## Directions for this task
Return all of the entries word for word, but omit the pictures they contain.

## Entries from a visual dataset

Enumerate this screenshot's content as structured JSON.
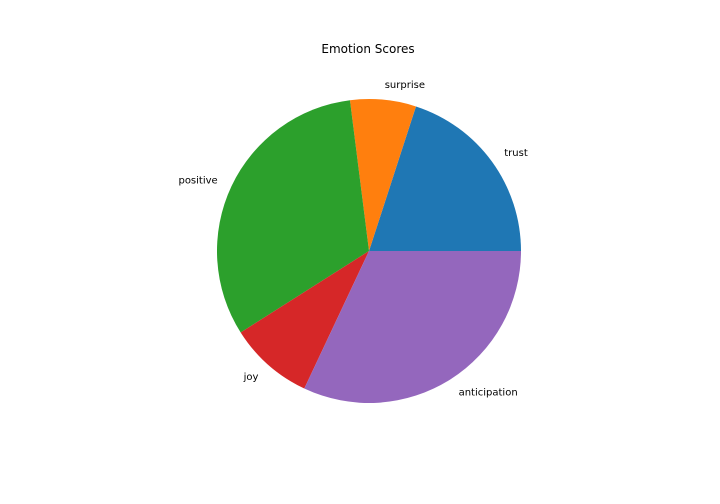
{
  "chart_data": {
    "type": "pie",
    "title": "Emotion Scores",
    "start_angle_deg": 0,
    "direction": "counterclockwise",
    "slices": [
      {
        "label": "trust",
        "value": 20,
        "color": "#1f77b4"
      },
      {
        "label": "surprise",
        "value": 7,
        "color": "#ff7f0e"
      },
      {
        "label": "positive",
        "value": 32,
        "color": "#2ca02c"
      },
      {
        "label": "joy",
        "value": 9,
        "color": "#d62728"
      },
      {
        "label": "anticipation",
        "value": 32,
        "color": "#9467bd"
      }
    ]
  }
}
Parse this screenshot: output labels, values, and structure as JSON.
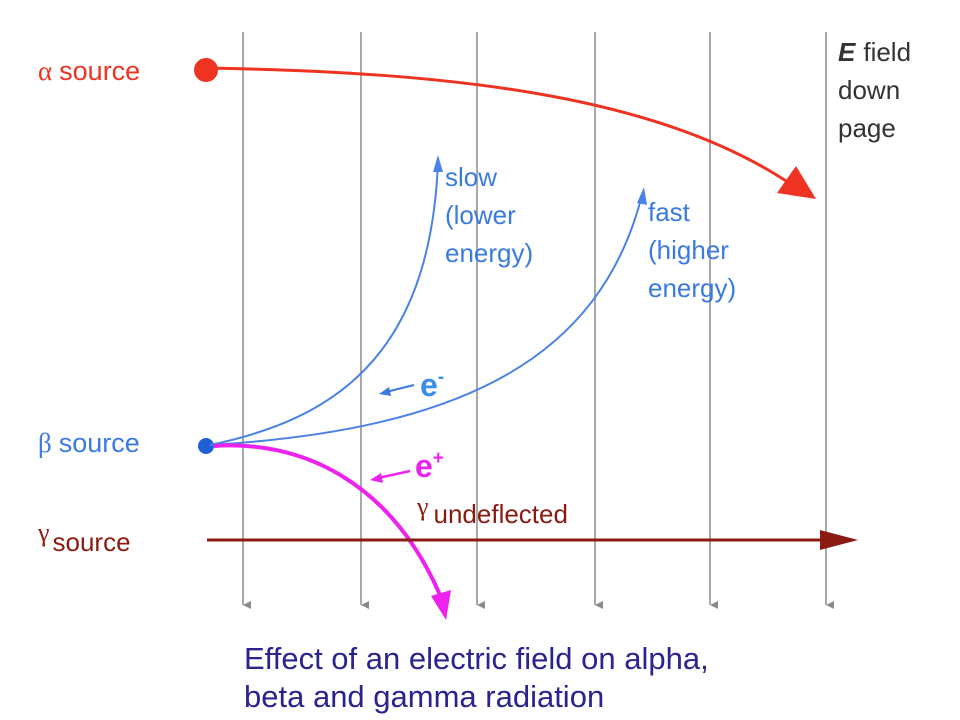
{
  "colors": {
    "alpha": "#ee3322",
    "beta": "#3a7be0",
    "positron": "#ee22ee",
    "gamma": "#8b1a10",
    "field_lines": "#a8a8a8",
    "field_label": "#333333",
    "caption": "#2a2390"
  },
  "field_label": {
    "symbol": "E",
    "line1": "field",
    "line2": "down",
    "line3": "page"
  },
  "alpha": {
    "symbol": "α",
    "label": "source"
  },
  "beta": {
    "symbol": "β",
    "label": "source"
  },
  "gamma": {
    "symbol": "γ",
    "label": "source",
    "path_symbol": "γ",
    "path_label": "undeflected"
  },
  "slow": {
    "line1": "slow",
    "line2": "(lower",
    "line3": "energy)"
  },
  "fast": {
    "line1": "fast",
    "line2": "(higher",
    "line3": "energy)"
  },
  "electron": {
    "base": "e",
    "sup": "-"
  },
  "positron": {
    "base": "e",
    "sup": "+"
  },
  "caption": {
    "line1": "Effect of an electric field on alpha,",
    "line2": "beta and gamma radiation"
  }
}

## Complete answer
Enumerate this screenshot's content as structured JSON.
{
  "chart_data": {
    "type": "pie",
    "title": "Emotion Scores",
    "start_angle_deg": 0,
    "direction": "counterclockwise",
    "slices": [
      {
        "label": "trust",
        "value": 20,
        "color": "#1f77b4"
      },
      {
        "label": "surprise",
        "value": 7,
        "color": "#ff7f0e"
      },
      {
        "label": "positive",
        "value": 32,
        "color": "#2ca02c"
      },
      {
        "label": "joy",
        "value": 9,
        "color": "#d62728"
      },
      {
        "label": "anticipation",
        "value": 32,
        "color": "#9467bd"
      }
    ]
  }
}
Parse this screenshot: output labels, values, and structure as JSON.
{
  "colors": {
    "alpha": "#ee3322",
    "beta": "#3a7be0",
    "positron": "#ee22ee",
    "gamma": "#8b1a10",
    "field_lines": "#a8a8a8",
    "field_label": "#333333",
    "caption": "#2a2390"
  },
  "field_label": {
    "symbol": "E",
    "line1": "field",
    "line2": "down",
    "line3": "page"
  },
  "alpha": {
    "symbol": "α",
    "label": "source"
  },
  "beta": {
    "symbol": "β",
    "label": "source"
  },
  "gamma": {
    "symbol": "γ",
    "label": "source",
    "path_symbol": "γ",
    "path_label": "undeflected"
  },
  "slow": {
    "line1": "slow",
    "line2": "(lower",
    "line3": "energy)"
  },
  "fast": {
    "line1": "fast",
    "line2": "(higher",
    "line3": "energy)"
  },
  "electron": {
    "base": "e",
    "sup": "-"
  },
  "positron": {
    "base": "e",
    "sup": "+"
  },
  "caption": {
    "line1": "Effect of an electric field on alpha,",
    "line2": "beta and gamma radiation"
  }
}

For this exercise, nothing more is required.